(Recorded data)
^^^^^^^^^^^^^^^^

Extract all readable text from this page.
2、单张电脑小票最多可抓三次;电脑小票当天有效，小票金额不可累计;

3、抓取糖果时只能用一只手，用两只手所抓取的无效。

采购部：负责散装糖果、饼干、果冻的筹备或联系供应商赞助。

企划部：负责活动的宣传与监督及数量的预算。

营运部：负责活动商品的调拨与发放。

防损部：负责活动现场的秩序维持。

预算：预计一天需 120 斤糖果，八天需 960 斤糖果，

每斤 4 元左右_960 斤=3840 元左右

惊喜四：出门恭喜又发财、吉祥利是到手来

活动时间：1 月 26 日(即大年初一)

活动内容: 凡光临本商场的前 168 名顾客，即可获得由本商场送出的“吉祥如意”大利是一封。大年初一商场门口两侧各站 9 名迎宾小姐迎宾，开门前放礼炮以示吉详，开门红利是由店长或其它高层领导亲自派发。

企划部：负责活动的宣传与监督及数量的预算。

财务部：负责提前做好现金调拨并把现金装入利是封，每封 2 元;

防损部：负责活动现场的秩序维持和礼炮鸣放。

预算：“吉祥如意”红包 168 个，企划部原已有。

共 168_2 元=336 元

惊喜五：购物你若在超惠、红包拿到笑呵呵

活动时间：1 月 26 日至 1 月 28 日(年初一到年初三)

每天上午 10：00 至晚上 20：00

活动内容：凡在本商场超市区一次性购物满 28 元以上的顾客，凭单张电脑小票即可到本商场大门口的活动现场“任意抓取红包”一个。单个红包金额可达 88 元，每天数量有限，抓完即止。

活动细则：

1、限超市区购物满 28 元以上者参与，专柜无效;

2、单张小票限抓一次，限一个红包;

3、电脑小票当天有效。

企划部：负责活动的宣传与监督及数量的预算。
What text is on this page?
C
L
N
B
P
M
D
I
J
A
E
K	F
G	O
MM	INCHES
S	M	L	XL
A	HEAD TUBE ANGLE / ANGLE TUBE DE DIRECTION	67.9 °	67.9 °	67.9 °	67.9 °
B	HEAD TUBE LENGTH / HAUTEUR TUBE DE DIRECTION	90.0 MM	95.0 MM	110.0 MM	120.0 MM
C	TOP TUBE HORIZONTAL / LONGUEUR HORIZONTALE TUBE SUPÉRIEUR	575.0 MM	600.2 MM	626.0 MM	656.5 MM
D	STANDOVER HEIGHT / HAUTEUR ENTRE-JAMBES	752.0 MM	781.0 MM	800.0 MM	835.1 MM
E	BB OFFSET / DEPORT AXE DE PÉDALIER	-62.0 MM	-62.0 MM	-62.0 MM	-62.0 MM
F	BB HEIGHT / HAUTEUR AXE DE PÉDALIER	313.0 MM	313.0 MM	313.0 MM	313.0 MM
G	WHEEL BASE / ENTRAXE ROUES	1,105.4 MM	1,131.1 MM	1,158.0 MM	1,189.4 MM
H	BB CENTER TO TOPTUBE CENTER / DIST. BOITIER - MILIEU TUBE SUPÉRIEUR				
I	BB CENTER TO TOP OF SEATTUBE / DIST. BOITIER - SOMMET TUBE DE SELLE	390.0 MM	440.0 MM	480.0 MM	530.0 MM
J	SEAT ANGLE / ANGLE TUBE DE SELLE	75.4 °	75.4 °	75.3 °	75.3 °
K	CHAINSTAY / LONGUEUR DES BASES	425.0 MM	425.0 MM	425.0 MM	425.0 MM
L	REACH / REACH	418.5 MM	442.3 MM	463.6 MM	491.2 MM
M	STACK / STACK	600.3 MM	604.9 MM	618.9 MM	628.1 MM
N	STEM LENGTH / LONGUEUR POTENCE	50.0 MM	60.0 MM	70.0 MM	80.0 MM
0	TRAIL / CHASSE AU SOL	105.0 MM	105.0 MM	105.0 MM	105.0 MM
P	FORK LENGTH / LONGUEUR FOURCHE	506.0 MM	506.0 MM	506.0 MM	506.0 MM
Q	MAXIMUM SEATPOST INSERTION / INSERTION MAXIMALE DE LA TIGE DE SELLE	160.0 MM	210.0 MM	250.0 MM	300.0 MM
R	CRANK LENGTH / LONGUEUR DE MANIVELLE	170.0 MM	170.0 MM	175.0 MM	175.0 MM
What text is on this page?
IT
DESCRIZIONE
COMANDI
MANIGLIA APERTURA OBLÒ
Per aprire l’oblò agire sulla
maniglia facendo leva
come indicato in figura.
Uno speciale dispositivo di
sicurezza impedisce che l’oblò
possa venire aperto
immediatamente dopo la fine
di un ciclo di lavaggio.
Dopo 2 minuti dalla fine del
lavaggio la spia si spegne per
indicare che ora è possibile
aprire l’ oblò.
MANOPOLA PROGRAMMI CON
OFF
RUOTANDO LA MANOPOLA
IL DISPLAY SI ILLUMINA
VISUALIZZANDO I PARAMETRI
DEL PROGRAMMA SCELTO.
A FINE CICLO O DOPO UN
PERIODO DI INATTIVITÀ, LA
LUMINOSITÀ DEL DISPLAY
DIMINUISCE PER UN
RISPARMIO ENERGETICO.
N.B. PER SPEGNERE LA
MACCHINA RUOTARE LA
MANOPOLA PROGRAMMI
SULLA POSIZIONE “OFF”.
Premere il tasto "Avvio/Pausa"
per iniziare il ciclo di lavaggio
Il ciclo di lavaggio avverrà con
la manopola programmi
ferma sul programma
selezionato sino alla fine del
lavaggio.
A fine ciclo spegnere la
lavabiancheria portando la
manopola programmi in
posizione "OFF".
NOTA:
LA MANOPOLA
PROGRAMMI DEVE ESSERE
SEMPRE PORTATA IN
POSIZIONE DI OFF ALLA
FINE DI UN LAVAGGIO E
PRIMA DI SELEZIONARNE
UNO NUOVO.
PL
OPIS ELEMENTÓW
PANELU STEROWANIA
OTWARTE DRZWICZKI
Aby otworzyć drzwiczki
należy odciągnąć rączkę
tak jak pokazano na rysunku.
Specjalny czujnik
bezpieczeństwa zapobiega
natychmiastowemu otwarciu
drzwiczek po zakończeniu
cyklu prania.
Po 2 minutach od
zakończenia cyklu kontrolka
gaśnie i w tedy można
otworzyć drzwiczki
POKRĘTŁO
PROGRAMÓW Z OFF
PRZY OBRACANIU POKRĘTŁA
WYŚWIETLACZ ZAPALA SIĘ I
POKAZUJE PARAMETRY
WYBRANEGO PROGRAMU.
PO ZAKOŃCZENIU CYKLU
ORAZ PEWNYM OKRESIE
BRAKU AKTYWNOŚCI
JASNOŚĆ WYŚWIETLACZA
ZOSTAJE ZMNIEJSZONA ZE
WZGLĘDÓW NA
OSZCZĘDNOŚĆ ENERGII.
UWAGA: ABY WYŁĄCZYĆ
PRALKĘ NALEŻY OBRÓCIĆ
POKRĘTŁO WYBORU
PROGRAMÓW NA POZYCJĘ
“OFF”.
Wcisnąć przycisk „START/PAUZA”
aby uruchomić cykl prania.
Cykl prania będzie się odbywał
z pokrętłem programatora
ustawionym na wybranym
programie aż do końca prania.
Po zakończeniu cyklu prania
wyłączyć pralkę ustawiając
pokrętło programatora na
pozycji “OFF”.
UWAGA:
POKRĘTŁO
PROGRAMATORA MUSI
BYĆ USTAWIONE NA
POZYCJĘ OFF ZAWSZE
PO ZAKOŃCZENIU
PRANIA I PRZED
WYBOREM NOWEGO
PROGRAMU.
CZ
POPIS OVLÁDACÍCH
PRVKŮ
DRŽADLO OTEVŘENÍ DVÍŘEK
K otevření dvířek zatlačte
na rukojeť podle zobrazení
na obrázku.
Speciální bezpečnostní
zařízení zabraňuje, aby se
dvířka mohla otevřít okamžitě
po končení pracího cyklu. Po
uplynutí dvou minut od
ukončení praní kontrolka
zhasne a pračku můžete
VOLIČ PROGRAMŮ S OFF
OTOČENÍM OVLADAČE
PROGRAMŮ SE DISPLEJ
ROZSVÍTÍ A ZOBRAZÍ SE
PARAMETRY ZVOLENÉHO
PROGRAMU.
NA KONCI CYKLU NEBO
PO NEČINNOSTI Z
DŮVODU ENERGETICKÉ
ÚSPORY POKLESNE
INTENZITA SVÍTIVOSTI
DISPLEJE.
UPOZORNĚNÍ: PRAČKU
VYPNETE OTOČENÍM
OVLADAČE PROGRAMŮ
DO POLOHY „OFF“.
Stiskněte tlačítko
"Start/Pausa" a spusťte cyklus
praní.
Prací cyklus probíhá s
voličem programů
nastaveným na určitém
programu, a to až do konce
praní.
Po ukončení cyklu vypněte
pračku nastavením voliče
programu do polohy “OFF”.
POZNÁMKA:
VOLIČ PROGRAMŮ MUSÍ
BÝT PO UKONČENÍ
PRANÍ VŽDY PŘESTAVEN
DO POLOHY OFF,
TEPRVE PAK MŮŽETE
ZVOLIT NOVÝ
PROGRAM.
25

^^^^^^^^^^^^^^^^

Given problem: Select, from the listing, all lines that include the word "DIRECTION".

Task result:
A	HEAD TUBE ANGLE / ANGLE TUBE DE DIRECTION	67.9 °	67.9 °	67.9 °	67.9 °
B	HEAD TUBE LENGTH / HAUTEUR TUBE DE DIRECTION	90.0 MM	95.0 MM	110.0 MM	120.0 MM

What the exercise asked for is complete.